> _Task prompt_: Wherever the word "Karl" appears in the entries, copy the whole line.

==================================================

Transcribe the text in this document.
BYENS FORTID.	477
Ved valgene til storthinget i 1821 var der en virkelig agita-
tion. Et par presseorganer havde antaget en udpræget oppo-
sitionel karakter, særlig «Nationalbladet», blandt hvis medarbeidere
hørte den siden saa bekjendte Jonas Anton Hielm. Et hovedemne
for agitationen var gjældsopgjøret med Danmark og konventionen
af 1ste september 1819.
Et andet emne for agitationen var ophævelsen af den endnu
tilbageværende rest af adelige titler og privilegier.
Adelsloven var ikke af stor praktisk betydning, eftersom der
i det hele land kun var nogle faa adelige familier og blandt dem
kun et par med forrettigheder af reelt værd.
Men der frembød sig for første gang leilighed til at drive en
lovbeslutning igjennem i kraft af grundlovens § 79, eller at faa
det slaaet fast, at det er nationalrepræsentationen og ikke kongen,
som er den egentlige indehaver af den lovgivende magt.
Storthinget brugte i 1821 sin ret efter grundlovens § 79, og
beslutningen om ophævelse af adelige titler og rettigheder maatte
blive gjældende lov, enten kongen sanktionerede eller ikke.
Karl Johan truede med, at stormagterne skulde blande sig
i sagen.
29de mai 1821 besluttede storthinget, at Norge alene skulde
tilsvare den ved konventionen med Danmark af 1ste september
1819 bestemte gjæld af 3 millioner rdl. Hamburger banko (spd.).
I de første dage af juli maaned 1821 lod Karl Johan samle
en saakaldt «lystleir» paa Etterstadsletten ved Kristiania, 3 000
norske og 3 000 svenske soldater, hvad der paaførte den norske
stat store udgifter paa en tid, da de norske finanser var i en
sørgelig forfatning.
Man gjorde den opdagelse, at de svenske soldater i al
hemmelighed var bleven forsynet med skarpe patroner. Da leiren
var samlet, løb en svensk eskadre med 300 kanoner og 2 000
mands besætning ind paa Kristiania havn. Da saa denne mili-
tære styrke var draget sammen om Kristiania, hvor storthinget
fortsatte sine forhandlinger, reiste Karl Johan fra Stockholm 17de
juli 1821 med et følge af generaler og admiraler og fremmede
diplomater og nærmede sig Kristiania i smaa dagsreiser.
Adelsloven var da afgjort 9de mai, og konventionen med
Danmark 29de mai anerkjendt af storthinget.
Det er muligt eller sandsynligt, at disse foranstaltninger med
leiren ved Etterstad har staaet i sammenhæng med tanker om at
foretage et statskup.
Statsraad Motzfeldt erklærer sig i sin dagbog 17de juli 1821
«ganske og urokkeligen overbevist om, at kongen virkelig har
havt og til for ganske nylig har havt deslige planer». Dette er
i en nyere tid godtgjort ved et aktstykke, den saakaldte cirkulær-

==================================================

> _Task response_:
Karl Johan truede med, at stormagterne skulde blande sig
I de første dage af juli maaned 1821 lod Karl Johan samle
fortsatte sine forhandlinger, reiste Karl Johan fra Stockholm 17de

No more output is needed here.